— Start Material for the task —

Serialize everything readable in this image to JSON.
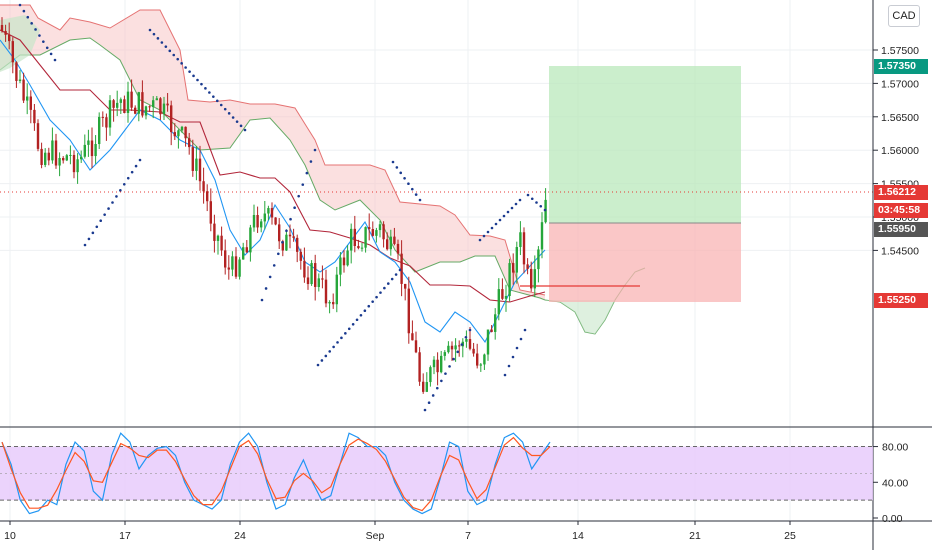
{
  "currency_button": "CAD",
  "main_price_axis": {
    "ticks": [
      "1.57500",
      "1.57000",
      "1.56500",
      "1.56000",
      "1.55500",
      "1.55000",
      "1.54500"
    ]
  },
  "price_tags": {
    "take_profit": {
      "value": "1.57350",
      "color": "#089981"
    },
    "last_price": {
      "value": "1.56212",
      "color": "#e53935"
    },
    "countdown": {
      "value": "03:45:58",
      "color": "#e53935"
    },
    "entry": {
      "value": "1.55950",
      "color": "#555555"
    },
    "stop_loss": {
      "value": "1.55250",
      "color": "#e53935"
    }
  },
  "oscillator_axis": {
    "ticks": [
      "80.00",
      "40.00",
      "0.00"
    ]
  },
  "time_axis": {
    "labels": [
      "10",
      "17",
      "24",
      "Sep",
      "7",
      "14",
      "21",
      "25"
    ]
  },
  "colors": {
    "bull": "#26a63a",
    "bear": "#b22222",
    "cloud_bear": "#f7c6c6",
    "cloud_bull": "#c8e6c9",
    "tenkan": "#2196f3",
    "kijun": "#b2263a",
    "psar": "#1a3a8f",
    "profit_zone": "#b9e8bb",
    "loss_zone": "#f8b4b4",
    "osc_band": "#e6c8fb"
  }
}
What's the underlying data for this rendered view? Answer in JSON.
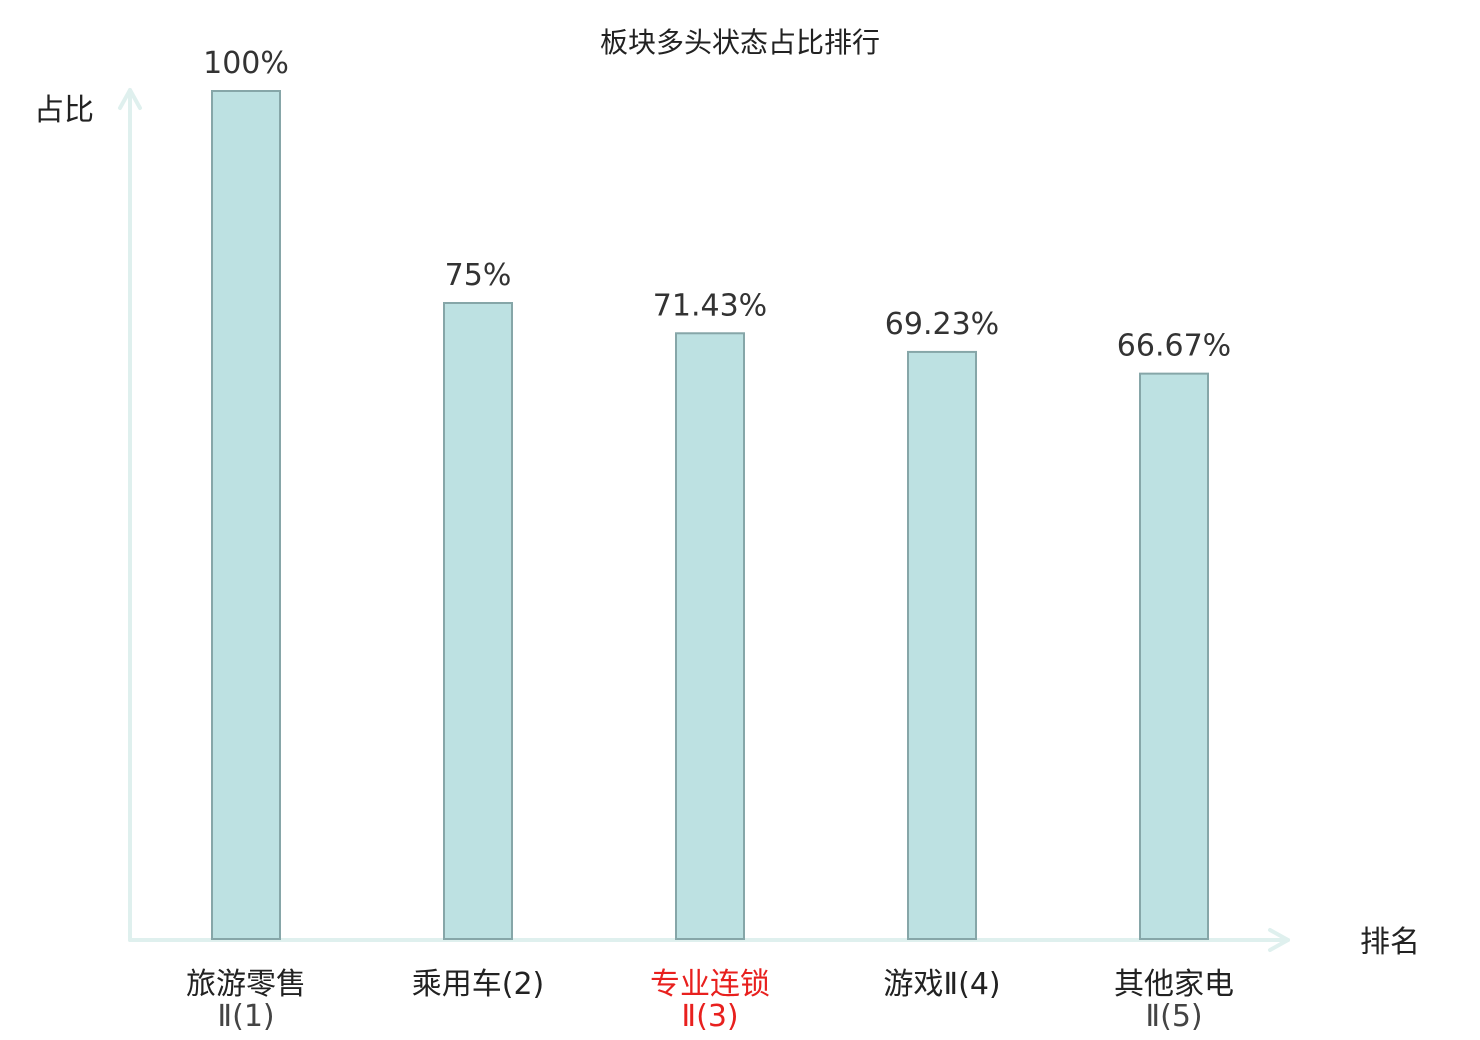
{
  "chart_data": {
    "type": "bar",
    "title": "板块多头状态占比排行",
    "ylabel": "占比",
    "xlabel": "排名",
    "ylim": [
      0,
      100
    ],
    "grid": false,
    "categories": [
      {
        "line1": "旅游零售",
        "line2": "Ⅱ(1)",
        "highlight": false
      },
      {
        "line1": "乘用车(2)",
        "line2": "",
        "highlight": false
      },
      {
        "line1": "专业连锁",
        "line2": "Ⅱ(3)",
        "highlight": true
      },
      {
        "line1": "游戏Ⅱ(4)",
        "line2": "",
        "highlight": false
      },
      {
        "line1": "其他家电",
        "line2": "Ⅱ(5)",
        "highlight": false
      }
    ],
    "values": [
      100,
      75,
      71.43,
      69.23,
      66.67
    ],
    "value_labels": [
      "100%",
      "75%",
      "71.43%",
      "69.23%",
      "66.67%"
    ],
    "colors": {
      "bar_fill": "#bde1e2",
      "bar_stroke": "#86a6a8",
      "axis": "#dff0ee",
      "highlight": "#e8201e"
    }
  }
}
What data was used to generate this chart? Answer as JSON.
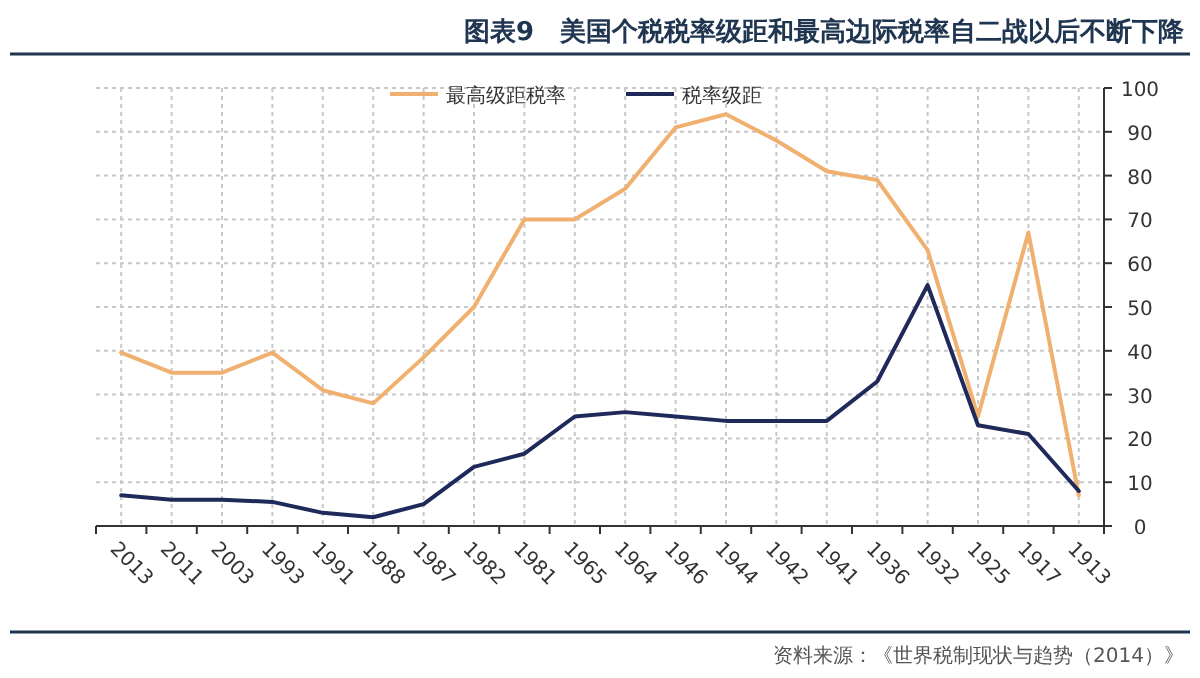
{
  "chart_data": {
    "type": "line",
    "title": "图表9　美国个税税率级距和最高边际税率自二战以后不断下降",
    "categories": [
      "2013",
      "2011",
      "2003",
      "1993",
      "1991",
      "1988",
      "1987",
      "1982",
      "1981",
      "1965",
      "1964",
      "1946",
      "1944",
      "1942",
      "1941",
      "1936",
      "1932",
      "1925",
      "1917",
      "1913"
    ],
    "series": [
      {
        "name": "最高级距税率",
        "color": "#f0b070",
        "values": [
          39.6,
          35,
          35,
          39.6,
          31,
          28,
          38.5,
          50,
          70,
          70,
          77,
          91,
          94,
          88,
          81,
          79,
          63,
          25,
          67,
          7
        ]
      },
      {
        "name": "税率级距",
        "color": "#1f2a5a",
        "values": [
          7,
          6,
          6,
          5.5,
          3,
          2,
          5,
          13.5,
          16.5,
          25,
          26,
          25,
          24,
          24,
          24,
          33,
          55,
          23,
          21,
          8
        ]
      }
    ],
    "ylim": [
      0,
      100
    ],
    "yticks": [
      0,
      10,
      20,
      30,
      40,
      50,
      60,
      70,
      80,
      90,
      100
    ],
    "grid": true,
    "legend": "top",
    "marker": "none",
    "line_style": "solid",
    "annotations": [
      "资料来源：《世界税制现状与趋势（2014）》"
    ]
  }
}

— End Material for the task —

## [Directions]
Give the entries again without a single change, but with no pictures.

## [Problem solution]
Serialize everything readable in this image to JSON.
{
  "currency_button": "CAD",
  "main_price_axis": {
    "ticks": [
      "1.57500",
      "1.57000",
      "1.56500",
      "1.56000",
      "1.55500",
      "1.55000",
      "1.54500"
    ]
  },
  "price_tags": {
    "take_profit": {
      "value": "1.57350",
      "color": "#089981"
    },
    "last_price": {
      "value": "1.56212",
      "color": "#e53935"
    },
    "countdown": {
      "value": "03:45:58",
      "color": "#e53935"
    },
    "entry": {
      "value": "1.55950",
      "color": "#555555"
    },
    "stop_loss": {
      "value": "1.55250",
      "color": "#e53935"
    }
  },
  "oscillator_axis": {
    "ticks": [
      "80.00",
      "40.00",
      "0.00"
    ]
  },
  "time_axis": {
    "labels": [
      "10",
      "17",
      "24",
      "Sep",
      "7",
      "14",
      "21",
      "25"
    ]
  },
  "colors": {
    "bull": "#26a63a",
    "bear": "#b22222",
    "cloud_bear": "#f7c6c6",
    "cloud_bull": "#c8e6c9",
    "tenkan": "#2196f3",
    "kijun": "#b2263a",
    "psar": "#1a3a8f",
    "profit_zone": "#b9e8bb",
    "loss_zone": "#f8b4b4",
    "osc_band": "#e6c8fb"
  }
}
What's the underlying data for this rendered view? Answer in JSON.
{
  "chart_data": {
    "type": "bar",
    "title": "板块多头状态占比排行",
    "ylabel": "占比",
    "xlabel": "排名",
    "ylim": [
      0,
      100
    ],
    "grid": false,
    "categories": [
      {
        "line1": "旅游零售",
        "line2": "Ⅱ(1)",
        "highlight": false
      },
      {
        "line1": "乘用车(2)",
        "line2": "",
        "highlight": false
      },
      {
        "line1": "专业连锁",
        "line2": "Ⅱ(3)",
        "highlight": true
      },
      {
        "line1": "游戏Ⅱ(4)",
        "line2": "",
        "highlight": false
      },
      {
        "line1": "其他家电",
        "line2": "Ⅱ(5)",
        "highlight": false
      }
    ],
    "values": [
      100,
      75,
      71.43,
      69.23,
      66.67
    ],
    "value_labels": [
      "100%",
      "75%",
      "71.43%",
      "69.23%",
      "66.67%"
    ],
    "colors": {
      "bar_fill": "#bde1e2",
      "bar_stroke": "#86a6a8",
      "axis": "#dff0ee",
      "highlight": "#e8201e"
    }
  }
}
What data was used to generate this chart? Answer as JSON.
{
  "chart_data": {
    "type": "line",
    "title": "图表9　美国个税税率级距和最高边际税率自二战以后不断下降",
    "categories": [
      "2013",
      "2011",
      "2003",
      "1993",
      "1991",
      "1988",
      "1987",
      "1982",
      "1981",
      "1965",
      "1964",
      "1946",
      "1944",
      "1942",
      "1941",
      "1936",
      "1932",
      "1925",
      "1917",
      "1913"
    ],
    "series": [
      {
        "name": "最高级距税率",
        "color": "#f0b070",
        "values": [
          39.6,
          35,
          35,
          39.6,
          31,
          28,
          38.5,
          50,
          70,
          70,
          77,
          91,
          94,
          88,
          81,
          79,
          63,
          25,
          67,
          7
        ]
      },
      {
        "name": "税率级距",
        "color": "#1f2a5a",
        "values": [
          7,
          6,
          6,
          5.5,
          3,
          2,
          5,
          13.5,
          16.5,
          25,
          26,
          25,
          24,
          24,
          24,
          33,
          55,
          23,
          21,
          8
        ]
      }
    ],
    "ylim": [
      0,
      100
    ],
    "yticks": [
      0,
      10,
      20,
      30,
      40,
      50,
      60,
      70,
      80,
      90,
      100
    ],
    "grid": true,
    "legend": "top",
    "marker": "none",
    "line_style": "solid",
    "annotations": [
      "资料来源：《世界税制现状与趋势（2014）》"
    ]
  }
}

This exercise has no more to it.